Direction: Omit the images. Copy each entry word for word.

::::::::

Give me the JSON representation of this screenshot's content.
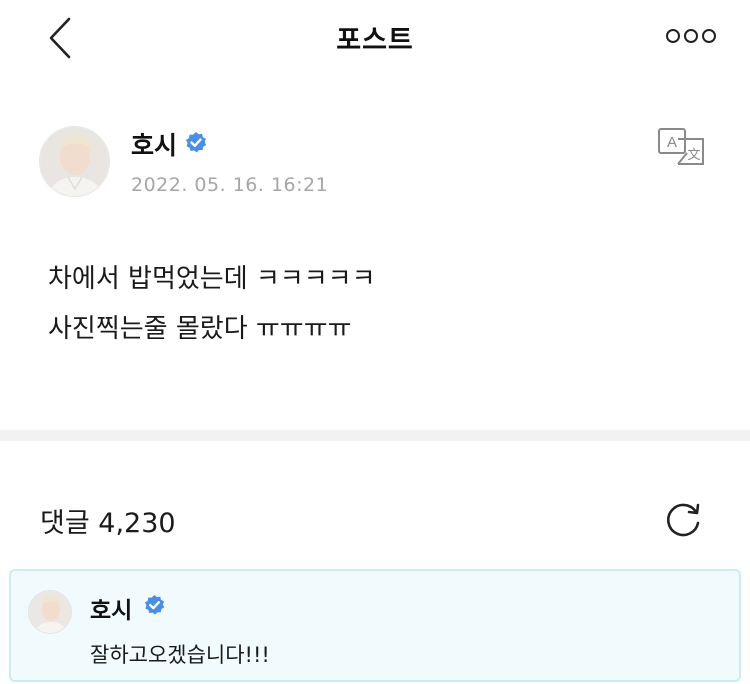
{
  "header": {
    "title": "포스트"
  },
  "post": {
    "author": "호시",
    "timestamp": "2022. 05. 16. 16:21",
    "lines": [
      "차에서 밥먹었는데 ㅋㅋㅋㅋㅋ",
      "사진찍는줄 몰랐다 ㅠㅠㅠㅠ"
    ]
  },
  "comments": {
    "label": "댓글 4,230",
    "pinned": {
      "author": "호시",
      "text": "잘하고오겠습니다!!!"
    }
  },
  "colors": {
    "verified": "#4a8fe7",
    "pinned_bg": "#f1fbfd",
    "pinned_border": "#c9edf4",
    "timestamp": "#a6a6a6",
    "divider": "#f2f2f4"
  },
  "icons": {
    "back": "chevron-left-icon",
    "more": "more-dots-icon",
    "translate": "translate-icon",
    "refresh": "refresh-icon",
    "verified": "verified-badge-icon"
  }
}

::::::::

Task response:
Give me the JSON representation of this screenshot's content.
{
  "header": {
    "title": "포스트"
  },
  "post": {
    "author": "호시",
    "timestamp": "2022. 05. 16. 16:21",
    "lines": [
      "차에서 밥먹었는데 ㅋㅋㅋㅋㅋ",
      "사진찍는줄 몰랐다 ㅠㅠㅠㅠ"
    ]
  },
  "comments": {
    "label": "댓글 4,230",
    "pinned": {
      "author": "호시",
      "text": "잘하고오겠습니다!!!"
    }
  },
  "colors": {
    "verified": "#4a8fe7",
    "pinned_bg": "#f1fbfd",
    "pinned_border": "#c9edf4",
    "timestamp": "#a6a6a6",
    "divider": "#f2f2f4"
  },
  "icons": {
    "back": "chevron-left-icon",
    "more": "more-dots-icon",
    "translate": "translate-icon",
    "refresh": "refresh-icon",
    "verified": "verified-badge-icon"
  }
}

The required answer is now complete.